### TASK STATEMENT
For the records below, say how many lines contain the string "this". Give the number only.

_ _ _ _ _

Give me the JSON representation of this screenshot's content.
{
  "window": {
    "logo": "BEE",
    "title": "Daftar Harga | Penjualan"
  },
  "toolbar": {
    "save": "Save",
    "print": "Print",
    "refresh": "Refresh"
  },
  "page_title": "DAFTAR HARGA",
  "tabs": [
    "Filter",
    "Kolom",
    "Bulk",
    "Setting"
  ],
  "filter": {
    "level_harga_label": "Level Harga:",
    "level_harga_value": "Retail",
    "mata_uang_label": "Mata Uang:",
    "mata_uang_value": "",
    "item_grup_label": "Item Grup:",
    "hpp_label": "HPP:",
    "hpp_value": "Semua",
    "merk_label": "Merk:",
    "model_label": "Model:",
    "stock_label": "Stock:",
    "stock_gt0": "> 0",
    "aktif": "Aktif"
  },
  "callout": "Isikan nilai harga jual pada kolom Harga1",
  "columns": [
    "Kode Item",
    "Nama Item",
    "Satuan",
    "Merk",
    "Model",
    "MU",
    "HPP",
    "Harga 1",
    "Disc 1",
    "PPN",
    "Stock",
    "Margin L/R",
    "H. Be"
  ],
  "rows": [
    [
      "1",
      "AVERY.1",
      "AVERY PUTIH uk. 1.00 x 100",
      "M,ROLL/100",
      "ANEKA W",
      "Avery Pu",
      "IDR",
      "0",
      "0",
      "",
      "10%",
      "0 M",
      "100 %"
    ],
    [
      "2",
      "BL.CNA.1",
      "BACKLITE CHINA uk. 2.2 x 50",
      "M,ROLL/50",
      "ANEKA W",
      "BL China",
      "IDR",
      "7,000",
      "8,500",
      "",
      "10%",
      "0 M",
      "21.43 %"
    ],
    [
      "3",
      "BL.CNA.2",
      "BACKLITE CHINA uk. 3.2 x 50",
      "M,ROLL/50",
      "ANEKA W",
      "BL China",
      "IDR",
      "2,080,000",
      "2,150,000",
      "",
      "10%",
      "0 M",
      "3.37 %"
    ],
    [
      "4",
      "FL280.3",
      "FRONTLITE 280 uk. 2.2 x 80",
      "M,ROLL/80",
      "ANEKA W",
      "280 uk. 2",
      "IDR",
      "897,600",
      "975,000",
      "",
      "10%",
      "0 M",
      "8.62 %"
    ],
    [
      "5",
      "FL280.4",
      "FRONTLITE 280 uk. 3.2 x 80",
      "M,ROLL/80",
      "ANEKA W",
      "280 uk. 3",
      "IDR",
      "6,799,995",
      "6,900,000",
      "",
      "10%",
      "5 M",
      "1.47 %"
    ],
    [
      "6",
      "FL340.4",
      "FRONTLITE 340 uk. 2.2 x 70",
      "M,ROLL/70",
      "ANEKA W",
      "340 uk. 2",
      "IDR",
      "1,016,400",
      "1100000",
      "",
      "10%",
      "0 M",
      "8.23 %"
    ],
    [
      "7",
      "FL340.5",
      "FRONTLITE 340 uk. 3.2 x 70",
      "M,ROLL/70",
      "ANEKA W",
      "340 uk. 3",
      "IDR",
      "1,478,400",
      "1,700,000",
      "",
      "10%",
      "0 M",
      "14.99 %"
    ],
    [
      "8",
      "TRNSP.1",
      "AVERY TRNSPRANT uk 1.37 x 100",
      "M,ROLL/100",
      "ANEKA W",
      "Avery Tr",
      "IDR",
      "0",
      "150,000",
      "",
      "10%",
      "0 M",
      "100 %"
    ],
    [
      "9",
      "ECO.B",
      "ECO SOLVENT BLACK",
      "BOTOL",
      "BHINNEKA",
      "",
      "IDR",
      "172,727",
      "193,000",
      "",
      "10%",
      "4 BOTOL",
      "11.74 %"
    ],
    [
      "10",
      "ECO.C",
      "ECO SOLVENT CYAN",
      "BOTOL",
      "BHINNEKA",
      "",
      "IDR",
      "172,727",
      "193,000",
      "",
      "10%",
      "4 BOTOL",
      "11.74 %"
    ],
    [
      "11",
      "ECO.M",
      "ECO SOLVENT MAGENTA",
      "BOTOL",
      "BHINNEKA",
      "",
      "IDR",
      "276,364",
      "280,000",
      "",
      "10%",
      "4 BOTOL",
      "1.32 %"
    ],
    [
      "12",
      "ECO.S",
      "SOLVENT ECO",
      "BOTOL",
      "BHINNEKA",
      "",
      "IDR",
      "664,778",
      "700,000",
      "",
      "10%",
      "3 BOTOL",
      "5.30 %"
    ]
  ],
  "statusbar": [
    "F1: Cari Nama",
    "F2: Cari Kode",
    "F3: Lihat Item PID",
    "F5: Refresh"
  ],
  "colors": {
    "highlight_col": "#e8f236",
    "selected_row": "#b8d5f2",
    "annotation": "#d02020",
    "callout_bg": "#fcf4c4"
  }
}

_ _ _ _ _

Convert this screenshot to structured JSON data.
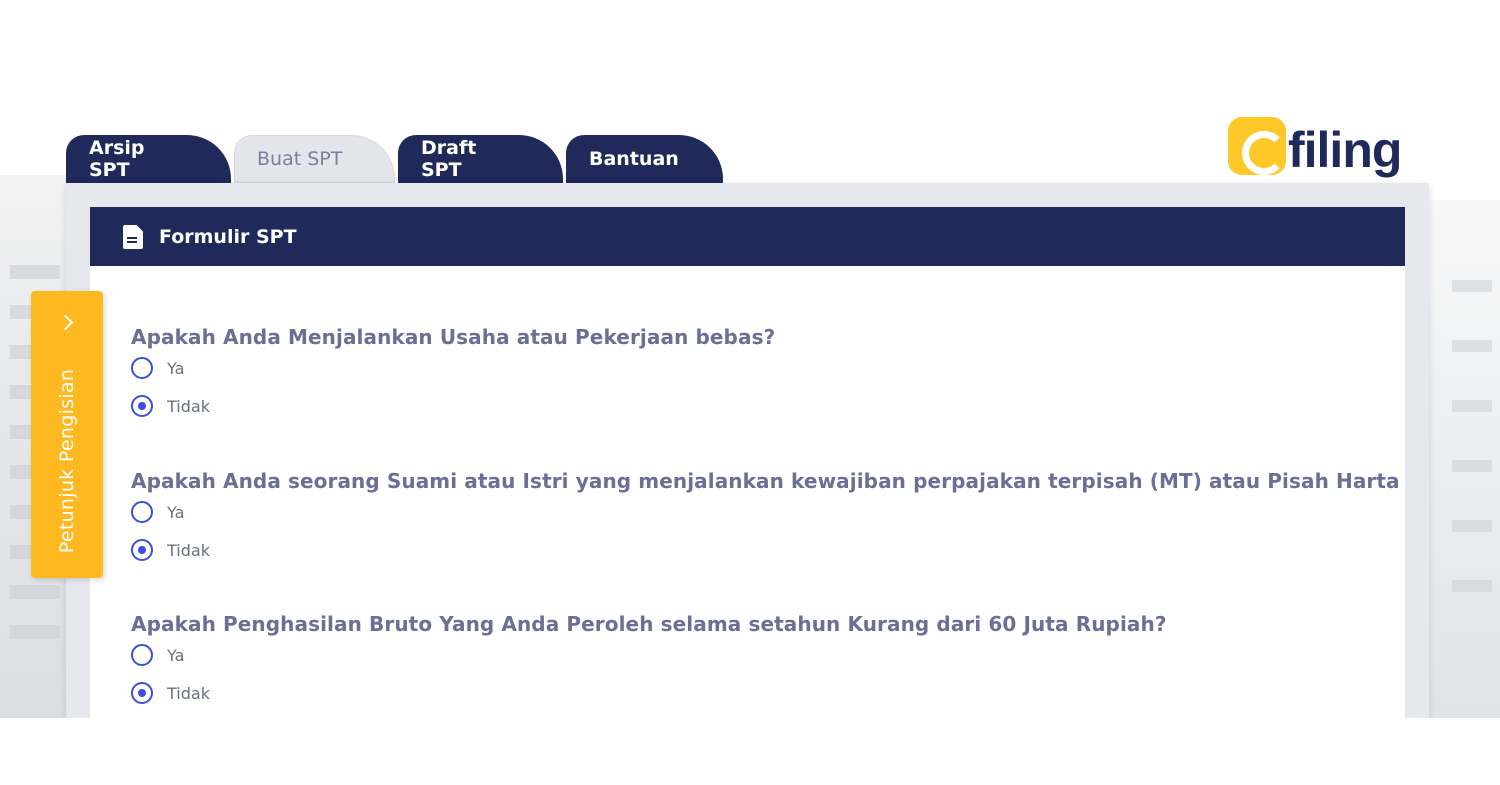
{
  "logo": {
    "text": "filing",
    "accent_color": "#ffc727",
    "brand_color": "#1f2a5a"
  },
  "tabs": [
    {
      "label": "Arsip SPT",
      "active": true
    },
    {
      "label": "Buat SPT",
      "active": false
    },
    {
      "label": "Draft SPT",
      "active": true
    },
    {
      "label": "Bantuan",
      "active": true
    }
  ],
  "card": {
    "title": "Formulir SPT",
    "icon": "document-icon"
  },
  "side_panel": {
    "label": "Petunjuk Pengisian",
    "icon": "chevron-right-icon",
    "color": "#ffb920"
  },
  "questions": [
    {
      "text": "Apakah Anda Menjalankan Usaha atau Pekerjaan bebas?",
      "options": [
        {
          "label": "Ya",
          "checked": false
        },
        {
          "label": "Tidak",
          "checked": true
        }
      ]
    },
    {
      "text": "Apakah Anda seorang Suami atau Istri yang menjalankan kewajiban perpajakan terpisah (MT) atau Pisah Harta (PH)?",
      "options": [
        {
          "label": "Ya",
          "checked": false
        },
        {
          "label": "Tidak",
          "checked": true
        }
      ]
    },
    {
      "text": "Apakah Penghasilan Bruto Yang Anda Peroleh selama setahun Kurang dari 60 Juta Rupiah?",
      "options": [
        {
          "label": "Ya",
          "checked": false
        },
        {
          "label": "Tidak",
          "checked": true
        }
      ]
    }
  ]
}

_ _ _ _ _

### THE OUTPUT
2